STATED GOAL - Can you output the material exactly as written, minus any pictures it holds?

SUPPLIED INFORMATION -
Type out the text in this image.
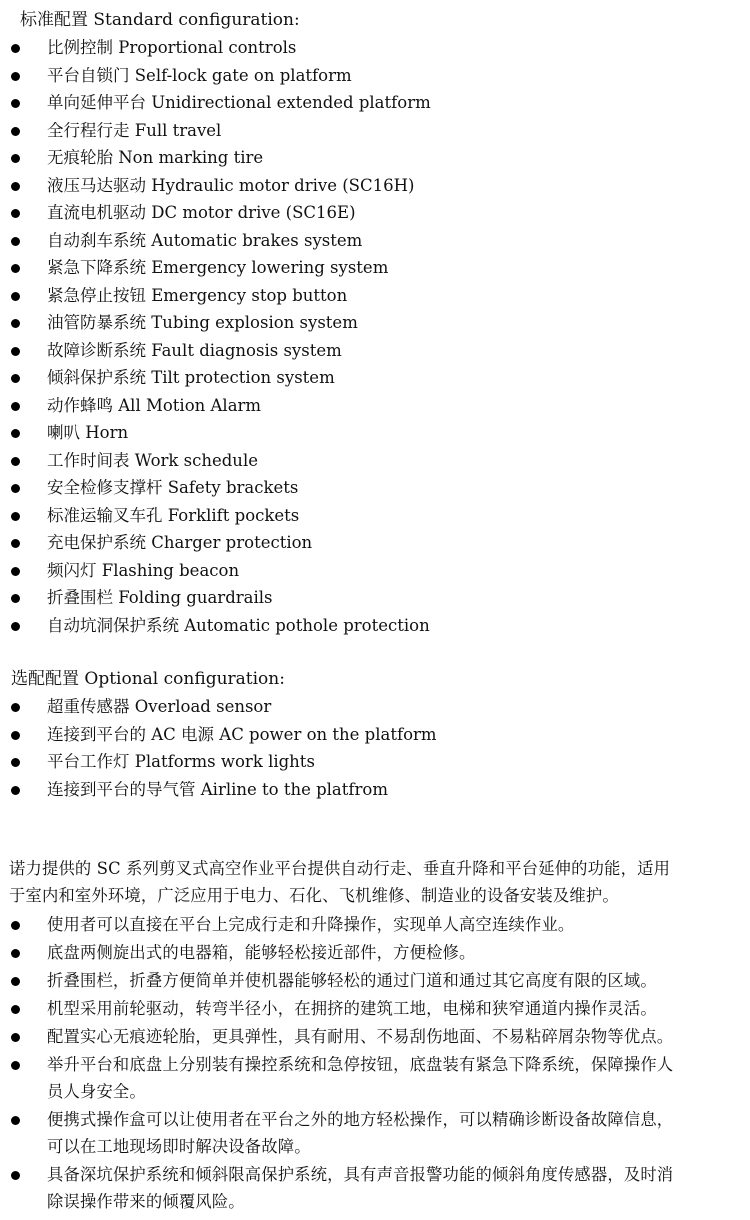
标准配置 Standard configuration:
比例控制 Proportional controls
平台自锁门 Self-lock gate on platform
单向延伸平台 Unidirectional extended platform
全行程行走 Full travel
无痕轮胎 Non marking tire
液压马达驱动 Hydraulic motor drive (SC16H)
直流电机驱动 DC motor drive (SC16E)
自动刹车系统 Automatic brakes system
紧急下降系统 Emergency lowering system
紧急停止按钮 Emergency stop button
油管防暴系统 Tubing explosion system
故障诊断系统 Fault diagnosis system
倾斜保护系统 Tilt protection system
动作蜂鸣 All Motion Alarm
喇叭 Horn
工作时间表 Work schedule
安全检修支撑杆 Safety brackets
标准运输叉车孔 Forklift pockets
充电保护系统 Charger protection
频闪灯 Flashing beacon
折叠围栏 Folding guardrails
自动坑洞保护系统 Automatic pothole protection
选配配置 Optional configuration:
超重传感器 Overload sensor
连接到平台的 AC 电源 AC power on the platform
平台工作灯 Platforms work lights
连接到平台的导气管 Airline to the platfrom

诺力提供的 SC 系列剪叉式高空作业平台提供自动行走、垂直升降和平台延伸的功能，适用

于室内和室外环境，广泛应用于电力、石化、飞机维修、制造业的设备安装及维护。

使用者可以直接在平台上完成行走和升降操作，实现单人高空连续作业。
底盘两侧旋出式的电器箱，能够轻松接近部件，方便检修。
折叠围栏，折叠方便简单并使机器能够轻松的通过门道和通过其它高度有限的区域。
机型采用前轮驱动，转弯半径小，在拥挤的建筑工地，电梯和狭窄通道内操作灵活。
配置实心无痕迹轮胎，更具弹性，具有耐用、不易刮伤地面、不易粘碎屑杂物等优点。
举升平台和底盘上分别装有操控系统和急停按钮，底盘装有紧急下降系统，保障操作人
员人身安全。
便携式操作盒可以让使用者在平台之外的地方轻松操作，可以精确诊断设备故障信息，
可以在工地现场即时解决设备故障。
具备深坑保护系统和倾斜限高保护系统，具有声音报警功能的倾斜角度传感器，及时消
除误操作带来的倾覆风险。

TASK RESULT -
Type out the text in this image.
标准配置 Standard configuration:
比例控制 Proportional controls
平台自锁门 Self-lock gate on platform
单向延伸平台 Unidirectional extended platform
全行程行走 Full travel
无痕轮胎 Non marking tire
液压马达驱动 Hydraulic motor drive (SC16H)
直流电机驱动 DC motor drive (SC16E)
自动刹车系统 Automatic brakes system
紧急下降系统 Emergency lowering system
紧急停止按钮 Emergency stop button
油管防暴系统 Tubing explosion system
故障诊断系统 Fault diagnosis system
倾斜保护系统 Tilt protection system
动作蜂鸣 All Motion Alarm
喇叭 Horn
工作时间表 Work schedule
安全检修支撑杆 Safety brackets
标准运输叉车孔 Forklift pockets
充电保护系统 Charger protection
频闪灯 Flashing beacon
折叠围栏 Folding guardrails
自动坑洞保护系统 Automatic pothole protection
选配配置 Optional configuration:
超重传感器 Overload sensor
连接到平台的 AC 电源 AC power on the platform
平台工作灯 Platforms work lights
连接到平台的导气管 Airline to the platfrom

诺力提供的 SC 系列剪叉式高空作业平台提供自动行走、垂直升降和平台延伸的功能，适用

于室内和室外环境，广泛应用于电力、石化、飞机维修、制造业的设备安装及维护。

使用者可以直接在平台上完成行走和升降操作，实现单人高空连续作业。
底盘两侧旋出式的电器箱，能够轻松接近部件，方便检修。
折叠围栏，折叠方便简单并使机器能够轻松的通过门道和通过其它高度有限的区域。
机型采用前轮驱动，转弯半径小，在拥挤的建筑工地，电梯和狭窄通道内操作灵活。
配置实心无痕迹轮胎，更具弹性，具有耐用、不易刮伤地面、不易粘碎屑杂物等优点。
举升平台和底盘上分别装有操控系统和急停按钮，底盘装有紧急下降系统，保障操作人
员人身安全。
便携式操作盒可以让使用者在平台之外的地方轻松操作，可以精确诊断设备故障信息，
可以在工地现场即时解决设备故障。
具备深坑保护系统和倾斜限高保护系统，具有声音报警功能的倾斜角度传感器，及时消
除误操作带来的倾覆风险。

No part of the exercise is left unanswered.